**Brano da leggere**:
The Crow – Il Corvo: Recensione e breve confronto con il cult del 1994 e il fumetto di James O’Barr

(ATTENZIONE: questa recensione potrebbe contenere alcuni spoiler sulla trama!)

Quando si pensa a “Il Corvo”, la prima cosa che viene subito in mente è la pellicola del 1994 con protagonista il compianto Brandon Lee che tristemente trovò la propria morte sul set di quel film.
Un film che ha segnato un’epoca e una generazione, anche e soprattutto per la morte dell’attore, e che è la prima cosa alla quale i fan pensano quando si parla del suddetto titolo. Paradossalmente non si pensa neanche all’omonimo splendido fumetto di James O’Barr, dal quale è iniziato tutto. Il che, da un certo punto di vista, è anche normale considerando quanto quel film sia estremamente figlio della sua epoca e che ha forgiato l’immaginario collettivo di molti appassionati.

Per quanto riguarda invece questa nuova versione della storia, con un ottimo Bill Skarsgård nei panni di Eric, se la si guarda attraverso uno specchio di nostalgia per quell’altra pellicola ormai divenuta un cult, è assolutamente comprensibile, ma anche sbagliato perché i pareri non possono che essere influenzati dallo spettro del pregiudizio, il che non è una cosa buona in quanto ci porta a crearci un’opinione che spesso non corrisponde alla realtà.
Fare un remake fedele in ogni dettaglio sarebbe stata un’idea peggiore e anche irrispettosa soprattutto nei confronti di Brandon Lee che ha letteralmente dato la vita per quel film, come viene detto spesso. Quindi l’idea migliore, o forse meno peggio, era quella di optare per un reboot (rinarrazione della storia dove vengono cambiati il contesto generale e il design dei personaggi).

Ma attenzione, questo non significa affatto che il film in questione è bello a prescindere, ma neanche che sia brutto come in molti stanno affermando in questi giorni.
Il film presenta comunque degli evidenti difetti, soprattutto a livello di trama.

Eric e Shelly si conoscono e si amano fin dal primo momento in un centro di recupero per drogati dal quale riescono ovviamente a fuggire troppo facilmente senza un minimo di tensione o senza un qualche ostacolo da superare. Già da qui si intuiscono alcuni dei problemi che il titolo in questione ha, come dei momenti senza alcun pathos e che hanno uno svolgimento troppo veloce e sbrigativo. Quasi come se l’intenzione fosse quella di andare subito oltre, il tutto però senza dare un minimo di approfondimento.

**Esercizio breve A**: Secondo la recensione, perché un remake fedele in ogni dettaglio sarebbe stato un'idea peggiore? Rispondi in una o due frasi.
**Esercizio breve B**: Trasforma in un breve elenco il paragrafo della recensione che comincia con «Eric e Shelly si conoscono», conservandone i fatti principali.

Dati di annotazione dei riquadri
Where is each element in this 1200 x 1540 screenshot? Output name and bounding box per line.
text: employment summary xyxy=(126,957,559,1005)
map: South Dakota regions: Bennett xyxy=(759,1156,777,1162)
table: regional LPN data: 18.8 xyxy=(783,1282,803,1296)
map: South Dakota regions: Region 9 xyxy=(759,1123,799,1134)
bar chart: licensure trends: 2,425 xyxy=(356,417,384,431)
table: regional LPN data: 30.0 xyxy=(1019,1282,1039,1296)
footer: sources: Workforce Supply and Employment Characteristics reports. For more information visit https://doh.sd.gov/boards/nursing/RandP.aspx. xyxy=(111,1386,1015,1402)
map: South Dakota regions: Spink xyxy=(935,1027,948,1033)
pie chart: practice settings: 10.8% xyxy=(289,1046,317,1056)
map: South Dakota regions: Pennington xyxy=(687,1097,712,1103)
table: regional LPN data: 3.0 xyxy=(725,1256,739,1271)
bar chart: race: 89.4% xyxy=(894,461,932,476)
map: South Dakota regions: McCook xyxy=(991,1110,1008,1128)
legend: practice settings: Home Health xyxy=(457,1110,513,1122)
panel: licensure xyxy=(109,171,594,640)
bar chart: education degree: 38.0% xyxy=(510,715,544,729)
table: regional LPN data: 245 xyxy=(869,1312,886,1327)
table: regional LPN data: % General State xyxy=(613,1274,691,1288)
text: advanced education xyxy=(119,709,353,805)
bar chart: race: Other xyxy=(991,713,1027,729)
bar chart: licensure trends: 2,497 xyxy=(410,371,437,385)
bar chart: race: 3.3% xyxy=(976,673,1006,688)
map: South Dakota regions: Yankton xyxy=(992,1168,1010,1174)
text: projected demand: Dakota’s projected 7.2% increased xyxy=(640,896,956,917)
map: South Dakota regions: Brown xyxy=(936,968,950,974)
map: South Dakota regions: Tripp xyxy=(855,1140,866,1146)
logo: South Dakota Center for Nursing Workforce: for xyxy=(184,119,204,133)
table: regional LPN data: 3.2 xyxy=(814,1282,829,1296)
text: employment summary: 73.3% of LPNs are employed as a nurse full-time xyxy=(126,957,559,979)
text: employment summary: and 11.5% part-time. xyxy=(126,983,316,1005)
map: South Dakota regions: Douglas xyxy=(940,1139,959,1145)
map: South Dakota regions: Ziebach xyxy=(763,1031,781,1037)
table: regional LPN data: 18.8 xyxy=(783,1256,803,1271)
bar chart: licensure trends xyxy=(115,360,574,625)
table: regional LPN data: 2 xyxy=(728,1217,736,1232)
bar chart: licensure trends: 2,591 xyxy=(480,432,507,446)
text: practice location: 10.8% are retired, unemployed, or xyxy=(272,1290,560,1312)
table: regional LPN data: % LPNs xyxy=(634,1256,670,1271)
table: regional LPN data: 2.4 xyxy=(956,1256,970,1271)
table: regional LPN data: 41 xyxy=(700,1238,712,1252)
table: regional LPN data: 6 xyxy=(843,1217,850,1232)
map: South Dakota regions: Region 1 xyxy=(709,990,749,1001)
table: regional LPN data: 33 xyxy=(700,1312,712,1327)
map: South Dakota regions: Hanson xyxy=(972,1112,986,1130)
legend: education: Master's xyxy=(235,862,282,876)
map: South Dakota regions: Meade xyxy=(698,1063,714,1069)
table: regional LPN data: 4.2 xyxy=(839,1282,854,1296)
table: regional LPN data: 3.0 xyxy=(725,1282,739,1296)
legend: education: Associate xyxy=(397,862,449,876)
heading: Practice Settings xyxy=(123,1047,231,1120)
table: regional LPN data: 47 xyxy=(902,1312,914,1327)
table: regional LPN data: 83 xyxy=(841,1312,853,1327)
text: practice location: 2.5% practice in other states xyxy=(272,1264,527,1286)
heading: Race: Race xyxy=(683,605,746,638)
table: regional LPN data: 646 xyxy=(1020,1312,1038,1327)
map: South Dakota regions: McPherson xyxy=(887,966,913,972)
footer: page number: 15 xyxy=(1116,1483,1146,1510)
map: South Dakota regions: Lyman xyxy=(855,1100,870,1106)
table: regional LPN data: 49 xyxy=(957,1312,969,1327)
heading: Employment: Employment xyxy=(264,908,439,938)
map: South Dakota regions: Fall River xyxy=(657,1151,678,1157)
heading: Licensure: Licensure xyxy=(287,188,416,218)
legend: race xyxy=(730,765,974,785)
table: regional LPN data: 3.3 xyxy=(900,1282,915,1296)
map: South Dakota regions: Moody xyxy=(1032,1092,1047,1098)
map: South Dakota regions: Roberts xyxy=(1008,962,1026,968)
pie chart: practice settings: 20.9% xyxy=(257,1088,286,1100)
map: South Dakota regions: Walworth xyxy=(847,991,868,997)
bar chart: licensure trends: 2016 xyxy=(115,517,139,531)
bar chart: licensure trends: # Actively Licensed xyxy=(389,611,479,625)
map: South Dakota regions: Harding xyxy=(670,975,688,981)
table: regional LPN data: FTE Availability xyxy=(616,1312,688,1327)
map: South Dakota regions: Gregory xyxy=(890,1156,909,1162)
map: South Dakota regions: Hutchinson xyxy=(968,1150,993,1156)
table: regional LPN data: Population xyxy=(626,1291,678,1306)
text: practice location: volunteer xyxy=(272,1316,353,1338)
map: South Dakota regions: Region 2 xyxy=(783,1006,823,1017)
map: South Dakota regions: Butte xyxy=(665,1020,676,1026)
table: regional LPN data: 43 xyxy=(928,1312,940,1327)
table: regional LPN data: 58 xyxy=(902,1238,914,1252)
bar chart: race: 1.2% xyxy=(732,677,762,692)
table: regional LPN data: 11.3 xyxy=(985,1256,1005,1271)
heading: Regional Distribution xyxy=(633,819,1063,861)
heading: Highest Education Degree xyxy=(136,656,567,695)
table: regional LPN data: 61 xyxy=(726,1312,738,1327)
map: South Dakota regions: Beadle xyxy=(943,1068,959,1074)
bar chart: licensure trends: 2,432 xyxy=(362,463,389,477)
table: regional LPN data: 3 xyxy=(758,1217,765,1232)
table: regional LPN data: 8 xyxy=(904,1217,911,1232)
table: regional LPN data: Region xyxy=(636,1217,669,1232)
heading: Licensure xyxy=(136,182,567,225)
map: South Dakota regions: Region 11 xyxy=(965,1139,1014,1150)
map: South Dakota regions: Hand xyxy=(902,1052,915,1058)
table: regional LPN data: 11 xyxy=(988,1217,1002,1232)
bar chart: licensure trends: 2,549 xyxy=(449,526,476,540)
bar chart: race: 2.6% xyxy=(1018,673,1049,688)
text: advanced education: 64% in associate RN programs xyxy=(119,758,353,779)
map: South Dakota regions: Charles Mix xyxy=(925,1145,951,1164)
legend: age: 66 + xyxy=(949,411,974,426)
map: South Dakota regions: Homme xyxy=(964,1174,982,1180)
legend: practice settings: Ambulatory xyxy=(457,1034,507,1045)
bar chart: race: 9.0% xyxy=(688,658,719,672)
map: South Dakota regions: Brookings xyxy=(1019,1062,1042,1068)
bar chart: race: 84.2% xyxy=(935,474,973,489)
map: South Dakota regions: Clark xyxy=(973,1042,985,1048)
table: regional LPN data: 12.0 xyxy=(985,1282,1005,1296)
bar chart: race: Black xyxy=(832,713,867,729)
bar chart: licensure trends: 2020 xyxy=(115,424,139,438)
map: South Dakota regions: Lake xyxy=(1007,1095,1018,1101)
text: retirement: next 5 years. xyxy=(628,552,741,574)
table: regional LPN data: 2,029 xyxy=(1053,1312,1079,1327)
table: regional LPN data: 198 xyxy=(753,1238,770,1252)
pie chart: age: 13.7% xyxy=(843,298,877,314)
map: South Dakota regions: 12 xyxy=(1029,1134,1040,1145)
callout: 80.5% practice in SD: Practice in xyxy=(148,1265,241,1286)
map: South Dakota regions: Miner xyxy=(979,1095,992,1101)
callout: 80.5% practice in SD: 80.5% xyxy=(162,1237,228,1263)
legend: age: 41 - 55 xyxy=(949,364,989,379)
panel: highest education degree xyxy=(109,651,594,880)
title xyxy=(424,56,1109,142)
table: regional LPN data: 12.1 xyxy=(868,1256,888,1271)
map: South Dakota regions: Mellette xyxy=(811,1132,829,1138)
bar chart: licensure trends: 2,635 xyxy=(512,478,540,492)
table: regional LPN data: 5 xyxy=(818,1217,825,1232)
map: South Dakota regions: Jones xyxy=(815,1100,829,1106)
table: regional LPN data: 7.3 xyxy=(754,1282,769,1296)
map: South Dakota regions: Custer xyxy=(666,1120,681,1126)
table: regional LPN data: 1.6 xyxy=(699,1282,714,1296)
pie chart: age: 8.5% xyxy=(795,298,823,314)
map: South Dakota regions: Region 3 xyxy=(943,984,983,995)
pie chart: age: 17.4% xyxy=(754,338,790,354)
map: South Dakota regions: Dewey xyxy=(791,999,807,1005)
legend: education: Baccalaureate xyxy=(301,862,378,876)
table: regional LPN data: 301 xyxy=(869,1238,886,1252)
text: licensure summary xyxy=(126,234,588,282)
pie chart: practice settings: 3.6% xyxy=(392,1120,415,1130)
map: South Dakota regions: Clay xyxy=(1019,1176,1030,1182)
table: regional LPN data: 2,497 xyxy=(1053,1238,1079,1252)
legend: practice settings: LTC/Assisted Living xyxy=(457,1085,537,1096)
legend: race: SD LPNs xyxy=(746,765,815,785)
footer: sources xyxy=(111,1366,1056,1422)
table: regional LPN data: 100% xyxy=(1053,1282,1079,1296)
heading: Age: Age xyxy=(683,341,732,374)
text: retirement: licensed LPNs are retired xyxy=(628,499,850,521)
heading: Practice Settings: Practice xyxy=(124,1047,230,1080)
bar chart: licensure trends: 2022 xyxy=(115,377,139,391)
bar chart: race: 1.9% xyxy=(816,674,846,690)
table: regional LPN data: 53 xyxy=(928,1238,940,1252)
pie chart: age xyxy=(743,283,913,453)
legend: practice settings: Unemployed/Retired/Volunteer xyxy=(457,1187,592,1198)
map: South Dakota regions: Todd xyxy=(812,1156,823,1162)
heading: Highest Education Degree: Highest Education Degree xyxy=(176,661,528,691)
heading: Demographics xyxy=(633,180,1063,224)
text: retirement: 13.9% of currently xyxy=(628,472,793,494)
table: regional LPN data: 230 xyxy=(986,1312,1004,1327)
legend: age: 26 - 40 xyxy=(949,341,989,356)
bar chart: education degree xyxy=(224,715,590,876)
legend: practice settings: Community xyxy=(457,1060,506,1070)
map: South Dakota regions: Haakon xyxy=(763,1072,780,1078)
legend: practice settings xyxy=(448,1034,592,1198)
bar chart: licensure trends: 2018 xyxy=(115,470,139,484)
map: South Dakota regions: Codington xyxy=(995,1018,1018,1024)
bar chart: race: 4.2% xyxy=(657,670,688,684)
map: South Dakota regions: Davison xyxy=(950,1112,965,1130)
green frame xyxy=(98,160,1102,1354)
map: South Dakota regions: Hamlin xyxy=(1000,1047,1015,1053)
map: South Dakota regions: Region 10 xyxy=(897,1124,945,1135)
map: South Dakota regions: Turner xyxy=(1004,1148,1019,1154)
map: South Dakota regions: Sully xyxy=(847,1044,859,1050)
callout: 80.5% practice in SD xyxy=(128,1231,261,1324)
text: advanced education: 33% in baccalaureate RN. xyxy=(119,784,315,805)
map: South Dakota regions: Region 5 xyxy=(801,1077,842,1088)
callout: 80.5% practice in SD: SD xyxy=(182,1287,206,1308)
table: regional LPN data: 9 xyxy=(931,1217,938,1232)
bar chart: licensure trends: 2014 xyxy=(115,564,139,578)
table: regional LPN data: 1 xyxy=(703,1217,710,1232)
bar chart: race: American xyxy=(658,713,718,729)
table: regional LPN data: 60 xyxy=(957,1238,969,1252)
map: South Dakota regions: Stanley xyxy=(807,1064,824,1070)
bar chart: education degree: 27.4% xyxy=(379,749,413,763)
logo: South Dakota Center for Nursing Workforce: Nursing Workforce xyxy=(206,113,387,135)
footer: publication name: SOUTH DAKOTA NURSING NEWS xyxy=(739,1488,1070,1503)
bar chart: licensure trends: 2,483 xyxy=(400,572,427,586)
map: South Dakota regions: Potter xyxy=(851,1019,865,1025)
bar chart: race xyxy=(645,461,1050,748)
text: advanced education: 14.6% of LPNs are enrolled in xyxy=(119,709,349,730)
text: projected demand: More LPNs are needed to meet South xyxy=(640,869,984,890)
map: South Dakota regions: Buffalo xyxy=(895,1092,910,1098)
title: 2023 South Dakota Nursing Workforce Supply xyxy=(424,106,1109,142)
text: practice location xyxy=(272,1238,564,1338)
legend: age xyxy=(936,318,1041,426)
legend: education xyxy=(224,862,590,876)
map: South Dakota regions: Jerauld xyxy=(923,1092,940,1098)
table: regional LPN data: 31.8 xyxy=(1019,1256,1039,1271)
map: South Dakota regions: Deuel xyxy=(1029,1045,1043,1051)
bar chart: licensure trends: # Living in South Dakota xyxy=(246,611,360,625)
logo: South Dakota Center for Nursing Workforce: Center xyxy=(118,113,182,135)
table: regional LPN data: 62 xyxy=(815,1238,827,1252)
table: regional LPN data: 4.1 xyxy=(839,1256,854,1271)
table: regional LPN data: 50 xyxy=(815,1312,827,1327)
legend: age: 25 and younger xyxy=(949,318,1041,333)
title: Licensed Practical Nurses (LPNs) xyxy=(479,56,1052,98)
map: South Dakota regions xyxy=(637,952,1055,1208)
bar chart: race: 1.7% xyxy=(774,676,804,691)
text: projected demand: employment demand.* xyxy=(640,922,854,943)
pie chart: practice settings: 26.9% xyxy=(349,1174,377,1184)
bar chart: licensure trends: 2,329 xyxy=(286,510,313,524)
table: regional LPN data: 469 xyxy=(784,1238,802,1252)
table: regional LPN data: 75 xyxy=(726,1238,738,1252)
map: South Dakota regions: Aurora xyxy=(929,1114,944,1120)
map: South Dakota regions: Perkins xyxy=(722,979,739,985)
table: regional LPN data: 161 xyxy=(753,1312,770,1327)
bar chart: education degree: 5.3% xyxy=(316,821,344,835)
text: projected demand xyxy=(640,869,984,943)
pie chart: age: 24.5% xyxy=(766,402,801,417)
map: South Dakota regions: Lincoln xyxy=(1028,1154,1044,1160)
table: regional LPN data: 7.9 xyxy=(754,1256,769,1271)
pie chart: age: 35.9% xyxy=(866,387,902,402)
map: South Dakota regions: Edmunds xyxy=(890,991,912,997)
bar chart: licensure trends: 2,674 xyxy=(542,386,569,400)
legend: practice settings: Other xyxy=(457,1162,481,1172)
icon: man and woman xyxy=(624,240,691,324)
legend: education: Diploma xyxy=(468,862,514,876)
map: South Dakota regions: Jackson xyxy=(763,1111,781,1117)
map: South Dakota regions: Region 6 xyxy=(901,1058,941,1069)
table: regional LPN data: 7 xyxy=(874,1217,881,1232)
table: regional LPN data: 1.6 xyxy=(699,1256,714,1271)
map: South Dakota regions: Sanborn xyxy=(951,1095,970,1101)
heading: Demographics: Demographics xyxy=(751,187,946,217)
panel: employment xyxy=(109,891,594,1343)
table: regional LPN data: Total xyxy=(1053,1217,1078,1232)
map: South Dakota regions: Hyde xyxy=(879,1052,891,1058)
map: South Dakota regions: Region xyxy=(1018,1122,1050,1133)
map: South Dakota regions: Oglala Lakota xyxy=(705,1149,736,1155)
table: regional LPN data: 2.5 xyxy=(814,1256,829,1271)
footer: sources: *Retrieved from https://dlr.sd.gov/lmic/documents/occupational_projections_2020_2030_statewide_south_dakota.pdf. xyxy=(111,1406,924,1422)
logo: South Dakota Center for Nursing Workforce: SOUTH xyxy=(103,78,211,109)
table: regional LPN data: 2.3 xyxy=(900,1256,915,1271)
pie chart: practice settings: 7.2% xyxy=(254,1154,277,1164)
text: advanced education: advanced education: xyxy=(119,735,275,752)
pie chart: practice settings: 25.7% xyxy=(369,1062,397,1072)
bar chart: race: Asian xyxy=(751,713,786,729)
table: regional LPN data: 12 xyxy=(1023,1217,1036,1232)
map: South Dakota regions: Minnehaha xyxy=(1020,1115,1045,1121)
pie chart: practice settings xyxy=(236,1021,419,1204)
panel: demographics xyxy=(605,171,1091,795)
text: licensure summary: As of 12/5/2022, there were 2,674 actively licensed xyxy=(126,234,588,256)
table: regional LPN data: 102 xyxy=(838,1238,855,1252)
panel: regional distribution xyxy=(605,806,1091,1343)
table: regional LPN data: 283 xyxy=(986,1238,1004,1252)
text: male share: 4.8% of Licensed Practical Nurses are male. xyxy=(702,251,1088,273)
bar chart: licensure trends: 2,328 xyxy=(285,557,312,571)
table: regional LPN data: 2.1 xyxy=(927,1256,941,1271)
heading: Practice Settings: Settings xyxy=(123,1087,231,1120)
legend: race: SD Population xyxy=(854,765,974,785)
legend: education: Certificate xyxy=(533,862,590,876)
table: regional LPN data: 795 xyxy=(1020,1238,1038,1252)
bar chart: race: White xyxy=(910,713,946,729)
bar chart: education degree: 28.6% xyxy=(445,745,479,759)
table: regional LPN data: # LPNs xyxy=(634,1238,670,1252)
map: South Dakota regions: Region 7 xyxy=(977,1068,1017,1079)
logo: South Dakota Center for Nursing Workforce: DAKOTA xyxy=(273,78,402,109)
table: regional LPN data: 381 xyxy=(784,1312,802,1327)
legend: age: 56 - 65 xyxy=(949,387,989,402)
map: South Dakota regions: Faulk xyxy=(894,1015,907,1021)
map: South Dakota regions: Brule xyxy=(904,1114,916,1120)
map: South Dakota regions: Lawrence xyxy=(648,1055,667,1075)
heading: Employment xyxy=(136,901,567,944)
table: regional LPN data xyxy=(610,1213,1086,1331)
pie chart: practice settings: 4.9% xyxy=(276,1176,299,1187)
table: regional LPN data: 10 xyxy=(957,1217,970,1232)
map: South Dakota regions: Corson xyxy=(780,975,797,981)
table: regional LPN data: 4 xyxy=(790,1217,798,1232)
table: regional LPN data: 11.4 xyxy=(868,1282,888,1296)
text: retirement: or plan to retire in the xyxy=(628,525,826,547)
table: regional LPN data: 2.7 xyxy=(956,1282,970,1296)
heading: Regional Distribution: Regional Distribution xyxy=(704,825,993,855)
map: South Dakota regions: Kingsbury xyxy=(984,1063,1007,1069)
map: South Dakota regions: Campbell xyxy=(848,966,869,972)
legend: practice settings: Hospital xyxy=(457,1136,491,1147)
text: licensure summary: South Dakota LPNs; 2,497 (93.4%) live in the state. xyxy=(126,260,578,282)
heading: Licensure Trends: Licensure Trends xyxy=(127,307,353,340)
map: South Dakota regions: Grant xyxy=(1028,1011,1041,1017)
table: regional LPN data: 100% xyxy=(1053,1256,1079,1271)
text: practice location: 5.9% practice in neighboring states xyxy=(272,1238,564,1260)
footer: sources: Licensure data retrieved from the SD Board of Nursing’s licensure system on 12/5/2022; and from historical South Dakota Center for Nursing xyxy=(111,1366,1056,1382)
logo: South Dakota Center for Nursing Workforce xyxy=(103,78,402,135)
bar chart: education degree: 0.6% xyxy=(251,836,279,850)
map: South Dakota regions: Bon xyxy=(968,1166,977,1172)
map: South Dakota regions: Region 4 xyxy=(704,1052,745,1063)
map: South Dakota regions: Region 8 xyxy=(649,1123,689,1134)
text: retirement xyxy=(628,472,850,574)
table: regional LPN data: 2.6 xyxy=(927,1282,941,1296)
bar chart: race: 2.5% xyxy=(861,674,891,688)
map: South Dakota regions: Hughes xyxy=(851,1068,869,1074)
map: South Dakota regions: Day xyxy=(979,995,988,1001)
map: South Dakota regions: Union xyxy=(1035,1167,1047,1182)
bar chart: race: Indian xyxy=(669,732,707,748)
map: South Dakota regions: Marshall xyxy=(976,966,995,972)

**Soluzione A**: Perché sarebbe stato irrispettoso, soprattutto nei confronti di Brandon Lee, che ha letteralmente dato la vita per il film del 1994. Per questo l'idea migliore, o forse la meno peggio, era optare per un reboot.

**Soluzione B**:
- Eric e Shelly si conoscono e si amano fin dal primo momento in un centro di recupero per drogati.
- Ne fuggono troppo facilmente, senza tensione né ostacoli da superare.
- Da qui emergono già alcuni problemi del film: momenti senza pathos e uno svolgimento troppo veloce e sbrigativo.
- Sembra che si voglia andare subito oltre, senza alcun approfondimento.